▶ [Provided entries]:
▼
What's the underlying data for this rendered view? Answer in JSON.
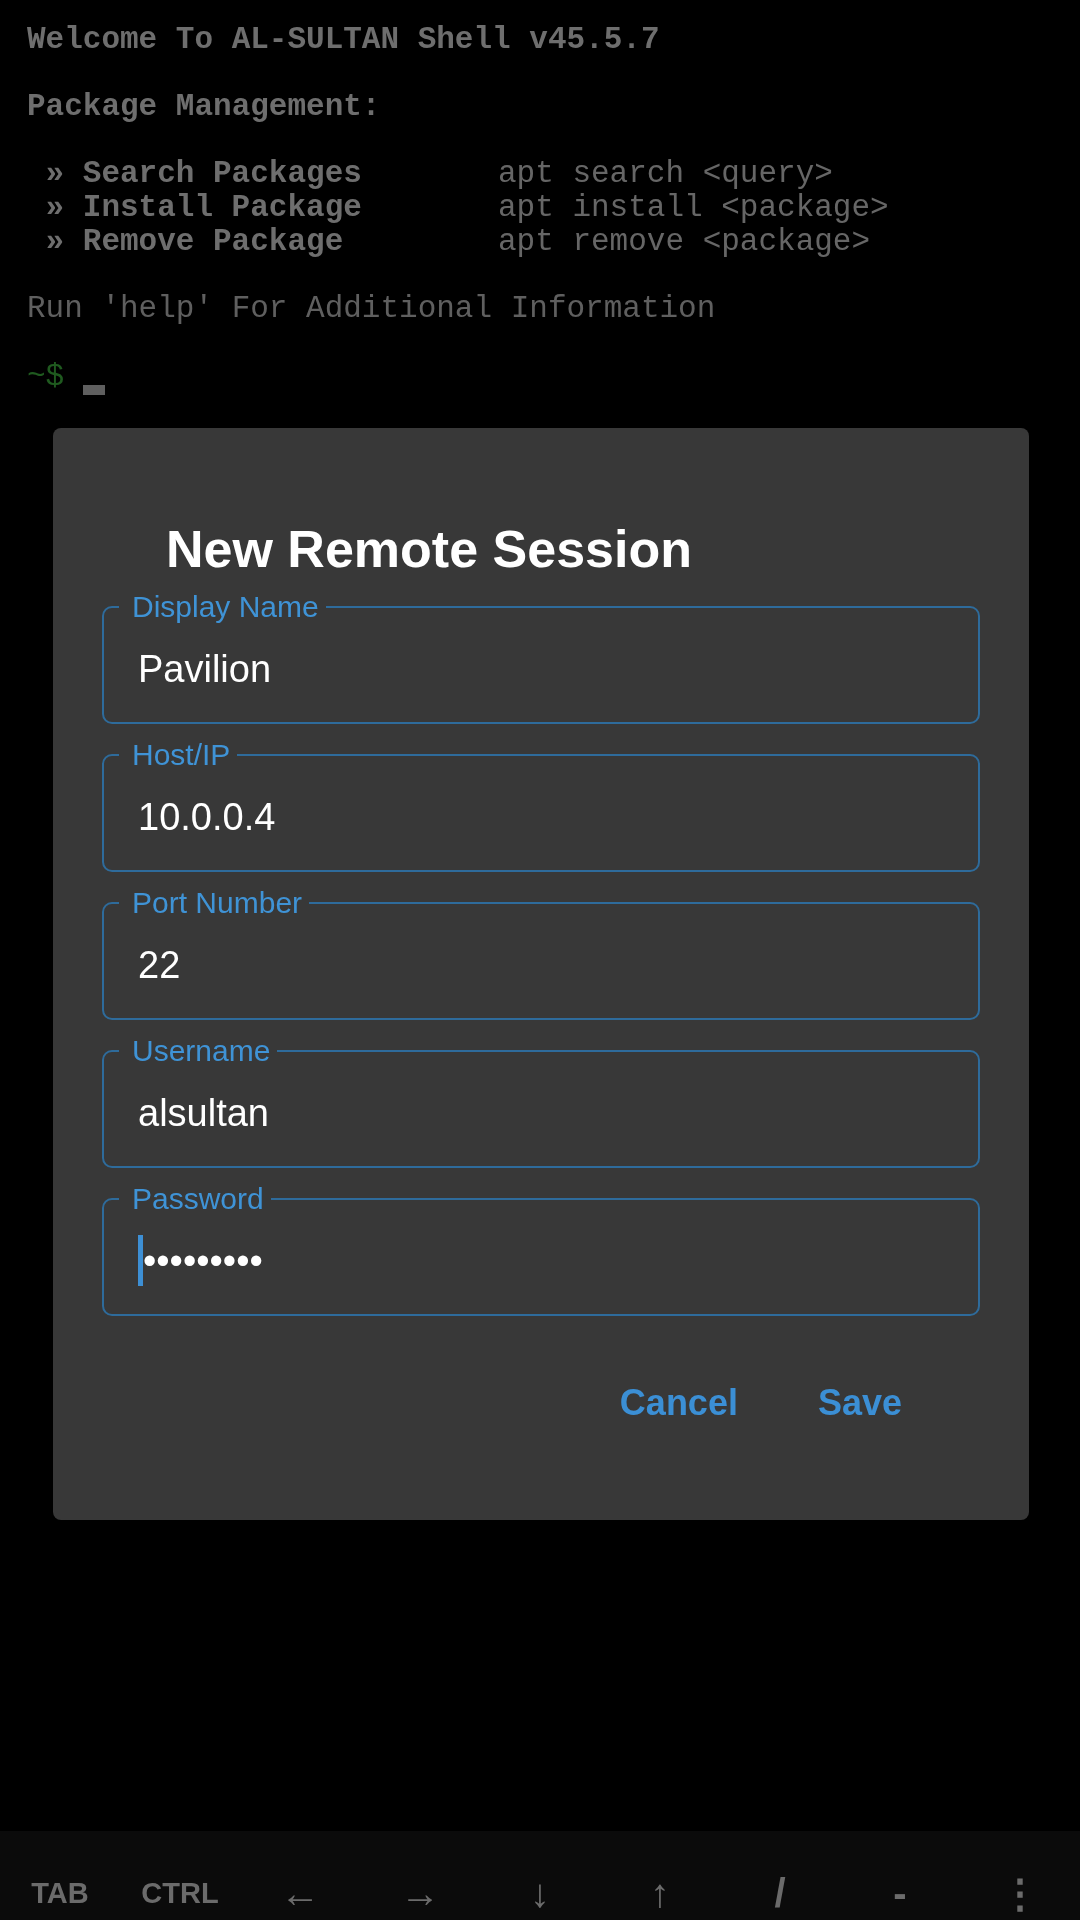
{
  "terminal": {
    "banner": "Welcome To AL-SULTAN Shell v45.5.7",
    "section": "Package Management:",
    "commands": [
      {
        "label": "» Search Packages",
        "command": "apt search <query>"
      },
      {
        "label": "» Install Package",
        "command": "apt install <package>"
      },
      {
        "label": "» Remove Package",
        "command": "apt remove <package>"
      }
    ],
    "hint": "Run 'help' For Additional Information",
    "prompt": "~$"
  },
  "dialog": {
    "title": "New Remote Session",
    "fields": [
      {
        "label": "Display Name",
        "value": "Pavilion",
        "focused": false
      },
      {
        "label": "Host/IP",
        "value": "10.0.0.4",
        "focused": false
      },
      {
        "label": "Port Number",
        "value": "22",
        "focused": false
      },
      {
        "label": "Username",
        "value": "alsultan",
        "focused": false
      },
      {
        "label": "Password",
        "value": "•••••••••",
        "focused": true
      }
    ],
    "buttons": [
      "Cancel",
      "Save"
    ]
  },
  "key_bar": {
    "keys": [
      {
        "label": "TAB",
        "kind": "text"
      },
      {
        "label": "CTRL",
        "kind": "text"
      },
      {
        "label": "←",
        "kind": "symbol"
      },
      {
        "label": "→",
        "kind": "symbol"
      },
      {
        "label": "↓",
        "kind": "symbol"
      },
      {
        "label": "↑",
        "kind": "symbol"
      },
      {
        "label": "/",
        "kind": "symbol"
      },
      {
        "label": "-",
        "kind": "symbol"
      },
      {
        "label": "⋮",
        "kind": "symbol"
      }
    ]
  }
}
▲
▼
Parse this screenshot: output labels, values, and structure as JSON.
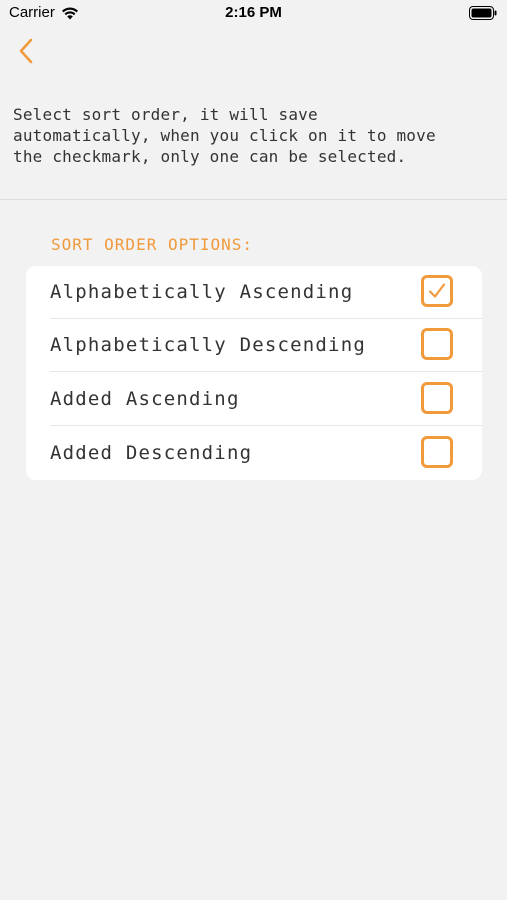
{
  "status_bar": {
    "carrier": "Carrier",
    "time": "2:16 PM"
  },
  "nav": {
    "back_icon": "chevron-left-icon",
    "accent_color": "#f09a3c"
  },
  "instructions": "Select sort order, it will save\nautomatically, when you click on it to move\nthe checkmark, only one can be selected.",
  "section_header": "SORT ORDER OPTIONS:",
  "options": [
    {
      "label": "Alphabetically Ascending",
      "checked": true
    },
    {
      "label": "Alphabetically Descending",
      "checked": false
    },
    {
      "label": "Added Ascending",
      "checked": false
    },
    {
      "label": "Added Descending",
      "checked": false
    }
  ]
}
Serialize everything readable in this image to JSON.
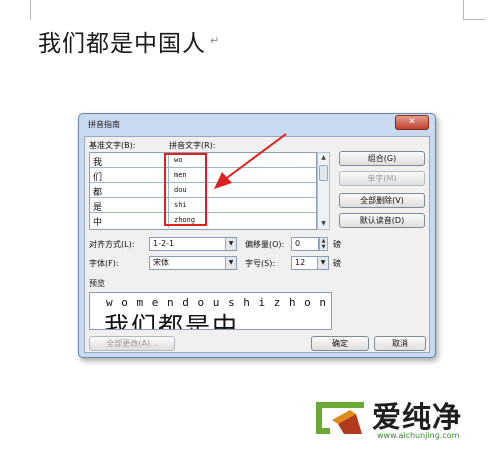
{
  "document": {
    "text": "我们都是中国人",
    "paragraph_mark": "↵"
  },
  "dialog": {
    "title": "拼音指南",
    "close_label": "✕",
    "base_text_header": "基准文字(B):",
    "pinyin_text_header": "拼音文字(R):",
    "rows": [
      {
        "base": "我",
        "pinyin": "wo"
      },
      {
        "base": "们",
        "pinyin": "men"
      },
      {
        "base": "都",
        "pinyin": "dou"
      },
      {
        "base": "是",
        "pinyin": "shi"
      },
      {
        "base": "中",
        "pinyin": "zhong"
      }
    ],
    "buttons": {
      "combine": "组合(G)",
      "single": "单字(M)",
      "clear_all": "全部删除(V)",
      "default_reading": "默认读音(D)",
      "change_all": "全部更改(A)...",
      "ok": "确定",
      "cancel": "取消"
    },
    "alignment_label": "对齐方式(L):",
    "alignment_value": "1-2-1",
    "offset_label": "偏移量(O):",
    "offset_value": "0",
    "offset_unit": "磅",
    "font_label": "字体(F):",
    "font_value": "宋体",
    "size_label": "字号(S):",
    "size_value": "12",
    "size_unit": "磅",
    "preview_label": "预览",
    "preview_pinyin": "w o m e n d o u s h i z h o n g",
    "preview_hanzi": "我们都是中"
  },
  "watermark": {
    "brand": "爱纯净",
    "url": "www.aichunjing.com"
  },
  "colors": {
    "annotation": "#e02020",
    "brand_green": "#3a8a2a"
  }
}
▲
▶ [Problem]:
Pick out, from the lines above, every one that contains the string "title".

▶ [Correct answer]:
    "title": "New Remote Session",
    "title": "拼音指南",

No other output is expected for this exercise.